Problem to solve: Extract every line below that contains the word "氮氧化物".

Figure record listings:
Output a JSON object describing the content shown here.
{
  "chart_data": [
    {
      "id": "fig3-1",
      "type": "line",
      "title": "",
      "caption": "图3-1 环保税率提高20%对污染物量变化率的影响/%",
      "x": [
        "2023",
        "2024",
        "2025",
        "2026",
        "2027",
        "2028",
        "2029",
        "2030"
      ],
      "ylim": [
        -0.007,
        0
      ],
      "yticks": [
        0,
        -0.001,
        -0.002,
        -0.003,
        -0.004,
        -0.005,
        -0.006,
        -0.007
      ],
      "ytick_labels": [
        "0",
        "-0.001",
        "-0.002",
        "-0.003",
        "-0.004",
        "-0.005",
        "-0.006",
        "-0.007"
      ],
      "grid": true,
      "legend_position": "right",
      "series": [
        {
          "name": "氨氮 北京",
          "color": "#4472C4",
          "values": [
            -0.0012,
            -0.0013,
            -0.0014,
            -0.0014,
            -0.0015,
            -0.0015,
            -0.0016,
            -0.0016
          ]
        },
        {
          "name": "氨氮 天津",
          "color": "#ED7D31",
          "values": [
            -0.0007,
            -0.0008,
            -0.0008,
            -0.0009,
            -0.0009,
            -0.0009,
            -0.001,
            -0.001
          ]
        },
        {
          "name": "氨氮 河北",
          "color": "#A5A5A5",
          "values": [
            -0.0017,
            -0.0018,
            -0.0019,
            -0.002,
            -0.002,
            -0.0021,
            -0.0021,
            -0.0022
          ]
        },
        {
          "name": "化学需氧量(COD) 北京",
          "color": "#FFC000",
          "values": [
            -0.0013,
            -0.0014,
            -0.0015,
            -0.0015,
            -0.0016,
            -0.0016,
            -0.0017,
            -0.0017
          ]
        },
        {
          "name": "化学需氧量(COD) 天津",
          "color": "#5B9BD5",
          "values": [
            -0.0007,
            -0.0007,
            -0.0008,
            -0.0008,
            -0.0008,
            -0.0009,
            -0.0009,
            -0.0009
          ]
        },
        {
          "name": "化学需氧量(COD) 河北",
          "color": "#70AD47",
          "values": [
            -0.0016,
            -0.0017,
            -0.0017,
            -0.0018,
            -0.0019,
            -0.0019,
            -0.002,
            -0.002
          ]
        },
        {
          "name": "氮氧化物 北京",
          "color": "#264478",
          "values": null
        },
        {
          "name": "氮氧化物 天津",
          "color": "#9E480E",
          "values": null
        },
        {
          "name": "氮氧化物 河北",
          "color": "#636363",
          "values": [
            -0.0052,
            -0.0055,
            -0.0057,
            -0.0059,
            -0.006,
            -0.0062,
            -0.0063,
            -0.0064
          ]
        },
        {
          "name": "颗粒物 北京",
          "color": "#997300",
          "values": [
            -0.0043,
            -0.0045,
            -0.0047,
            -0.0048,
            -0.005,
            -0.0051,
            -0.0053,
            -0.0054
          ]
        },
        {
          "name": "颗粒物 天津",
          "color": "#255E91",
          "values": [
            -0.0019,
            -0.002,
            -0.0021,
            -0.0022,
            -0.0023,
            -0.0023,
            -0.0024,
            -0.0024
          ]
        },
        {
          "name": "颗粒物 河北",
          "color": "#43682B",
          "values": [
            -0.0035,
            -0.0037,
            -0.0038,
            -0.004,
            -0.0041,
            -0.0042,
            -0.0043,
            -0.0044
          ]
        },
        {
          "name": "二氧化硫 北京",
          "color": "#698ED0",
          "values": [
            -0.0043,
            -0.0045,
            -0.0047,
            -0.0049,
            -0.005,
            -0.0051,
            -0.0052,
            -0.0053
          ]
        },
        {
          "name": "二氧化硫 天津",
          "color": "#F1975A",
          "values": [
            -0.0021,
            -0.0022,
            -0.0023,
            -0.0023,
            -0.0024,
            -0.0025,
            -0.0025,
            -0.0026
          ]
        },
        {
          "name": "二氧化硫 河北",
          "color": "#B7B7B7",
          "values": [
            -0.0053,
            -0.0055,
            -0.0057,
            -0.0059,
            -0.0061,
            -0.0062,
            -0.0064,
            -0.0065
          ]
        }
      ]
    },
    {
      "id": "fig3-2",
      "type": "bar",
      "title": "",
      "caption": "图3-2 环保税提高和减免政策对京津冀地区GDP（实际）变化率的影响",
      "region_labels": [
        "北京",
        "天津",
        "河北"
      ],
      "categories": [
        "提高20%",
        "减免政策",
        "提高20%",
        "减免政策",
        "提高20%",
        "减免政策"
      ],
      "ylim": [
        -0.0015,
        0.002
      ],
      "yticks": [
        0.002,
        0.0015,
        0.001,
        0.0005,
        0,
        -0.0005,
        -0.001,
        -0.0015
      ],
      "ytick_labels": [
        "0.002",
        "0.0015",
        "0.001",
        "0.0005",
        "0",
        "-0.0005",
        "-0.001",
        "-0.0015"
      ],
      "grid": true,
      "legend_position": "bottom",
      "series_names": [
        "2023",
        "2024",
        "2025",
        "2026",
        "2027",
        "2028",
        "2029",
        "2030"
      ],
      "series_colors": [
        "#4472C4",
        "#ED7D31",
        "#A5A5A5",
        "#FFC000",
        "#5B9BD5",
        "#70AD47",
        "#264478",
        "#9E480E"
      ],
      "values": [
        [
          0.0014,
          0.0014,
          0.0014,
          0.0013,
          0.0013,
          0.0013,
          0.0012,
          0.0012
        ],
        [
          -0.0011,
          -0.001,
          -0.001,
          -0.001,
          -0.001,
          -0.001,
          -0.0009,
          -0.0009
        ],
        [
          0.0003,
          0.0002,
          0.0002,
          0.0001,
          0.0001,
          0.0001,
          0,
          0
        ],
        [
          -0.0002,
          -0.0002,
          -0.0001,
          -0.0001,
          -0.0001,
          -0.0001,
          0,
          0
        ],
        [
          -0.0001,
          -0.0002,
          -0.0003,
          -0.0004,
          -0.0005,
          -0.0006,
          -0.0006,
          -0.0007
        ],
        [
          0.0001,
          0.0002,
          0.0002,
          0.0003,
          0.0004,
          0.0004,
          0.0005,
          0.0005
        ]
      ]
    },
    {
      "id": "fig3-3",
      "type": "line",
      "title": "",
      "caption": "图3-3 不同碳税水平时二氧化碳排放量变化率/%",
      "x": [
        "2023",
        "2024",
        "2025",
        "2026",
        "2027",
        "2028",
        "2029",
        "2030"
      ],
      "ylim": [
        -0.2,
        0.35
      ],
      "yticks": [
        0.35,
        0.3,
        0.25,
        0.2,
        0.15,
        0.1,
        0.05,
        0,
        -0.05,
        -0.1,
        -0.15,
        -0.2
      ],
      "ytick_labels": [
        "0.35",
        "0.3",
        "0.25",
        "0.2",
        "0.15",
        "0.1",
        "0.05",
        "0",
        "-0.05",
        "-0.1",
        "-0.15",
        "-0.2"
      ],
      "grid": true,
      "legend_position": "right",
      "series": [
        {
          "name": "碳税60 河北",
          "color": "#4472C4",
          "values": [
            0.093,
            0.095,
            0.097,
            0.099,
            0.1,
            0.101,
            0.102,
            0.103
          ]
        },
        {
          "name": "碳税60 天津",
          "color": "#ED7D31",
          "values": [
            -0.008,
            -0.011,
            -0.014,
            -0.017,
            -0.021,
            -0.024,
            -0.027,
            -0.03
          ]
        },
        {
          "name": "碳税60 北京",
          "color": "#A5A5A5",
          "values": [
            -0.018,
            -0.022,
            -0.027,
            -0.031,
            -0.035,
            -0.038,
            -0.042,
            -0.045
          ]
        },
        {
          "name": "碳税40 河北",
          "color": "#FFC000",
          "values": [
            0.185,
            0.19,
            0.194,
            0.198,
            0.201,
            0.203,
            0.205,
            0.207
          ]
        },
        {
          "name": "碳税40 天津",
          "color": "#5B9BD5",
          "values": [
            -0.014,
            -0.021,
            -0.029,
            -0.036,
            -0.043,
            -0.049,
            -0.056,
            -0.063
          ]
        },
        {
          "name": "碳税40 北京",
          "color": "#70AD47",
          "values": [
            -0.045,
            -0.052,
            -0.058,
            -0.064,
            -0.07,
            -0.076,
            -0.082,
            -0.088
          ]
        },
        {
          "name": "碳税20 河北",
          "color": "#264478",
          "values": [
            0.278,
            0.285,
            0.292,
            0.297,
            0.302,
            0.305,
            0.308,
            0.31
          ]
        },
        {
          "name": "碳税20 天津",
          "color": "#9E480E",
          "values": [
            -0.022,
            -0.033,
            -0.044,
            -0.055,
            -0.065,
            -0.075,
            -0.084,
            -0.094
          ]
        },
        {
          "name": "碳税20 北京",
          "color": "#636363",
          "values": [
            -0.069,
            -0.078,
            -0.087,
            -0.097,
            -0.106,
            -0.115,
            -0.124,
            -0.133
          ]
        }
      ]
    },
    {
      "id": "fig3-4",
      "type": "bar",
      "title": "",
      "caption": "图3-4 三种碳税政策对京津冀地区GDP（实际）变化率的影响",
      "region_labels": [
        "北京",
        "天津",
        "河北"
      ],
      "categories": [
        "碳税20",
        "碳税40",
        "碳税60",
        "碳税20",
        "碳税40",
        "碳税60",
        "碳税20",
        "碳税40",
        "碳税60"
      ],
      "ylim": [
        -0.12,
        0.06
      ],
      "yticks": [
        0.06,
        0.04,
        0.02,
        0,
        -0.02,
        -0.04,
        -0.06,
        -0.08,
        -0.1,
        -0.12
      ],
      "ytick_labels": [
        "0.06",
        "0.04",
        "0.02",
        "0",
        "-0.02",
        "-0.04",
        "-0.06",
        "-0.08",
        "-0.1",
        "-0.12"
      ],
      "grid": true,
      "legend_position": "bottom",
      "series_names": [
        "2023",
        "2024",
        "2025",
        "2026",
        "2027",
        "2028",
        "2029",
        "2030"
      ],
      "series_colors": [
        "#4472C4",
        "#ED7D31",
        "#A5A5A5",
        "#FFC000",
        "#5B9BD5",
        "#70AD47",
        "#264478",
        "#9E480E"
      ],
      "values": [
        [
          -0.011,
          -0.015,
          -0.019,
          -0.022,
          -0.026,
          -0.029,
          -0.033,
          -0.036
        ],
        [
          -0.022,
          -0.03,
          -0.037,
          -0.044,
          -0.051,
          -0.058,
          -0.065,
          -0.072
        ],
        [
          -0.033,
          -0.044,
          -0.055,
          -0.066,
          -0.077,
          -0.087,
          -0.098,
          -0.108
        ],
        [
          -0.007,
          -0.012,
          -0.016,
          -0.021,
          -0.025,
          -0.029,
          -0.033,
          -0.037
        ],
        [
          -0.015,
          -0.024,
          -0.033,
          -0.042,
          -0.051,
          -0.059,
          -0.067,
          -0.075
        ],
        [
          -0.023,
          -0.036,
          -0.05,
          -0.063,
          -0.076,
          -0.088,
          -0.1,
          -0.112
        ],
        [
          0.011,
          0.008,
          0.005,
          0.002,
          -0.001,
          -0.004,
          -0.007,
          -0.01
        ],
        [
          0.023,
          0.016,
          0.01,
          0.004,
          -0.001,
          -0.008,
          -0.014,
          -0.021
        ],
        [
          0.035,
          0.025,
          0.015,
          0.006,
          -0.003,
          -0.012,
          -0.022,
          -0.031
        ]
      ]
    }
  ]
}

Exercise answer:
          "name": "氮氧化物 北京",
          "name": "氮氧化物 天津",
          "name": "氮氧化物 河北",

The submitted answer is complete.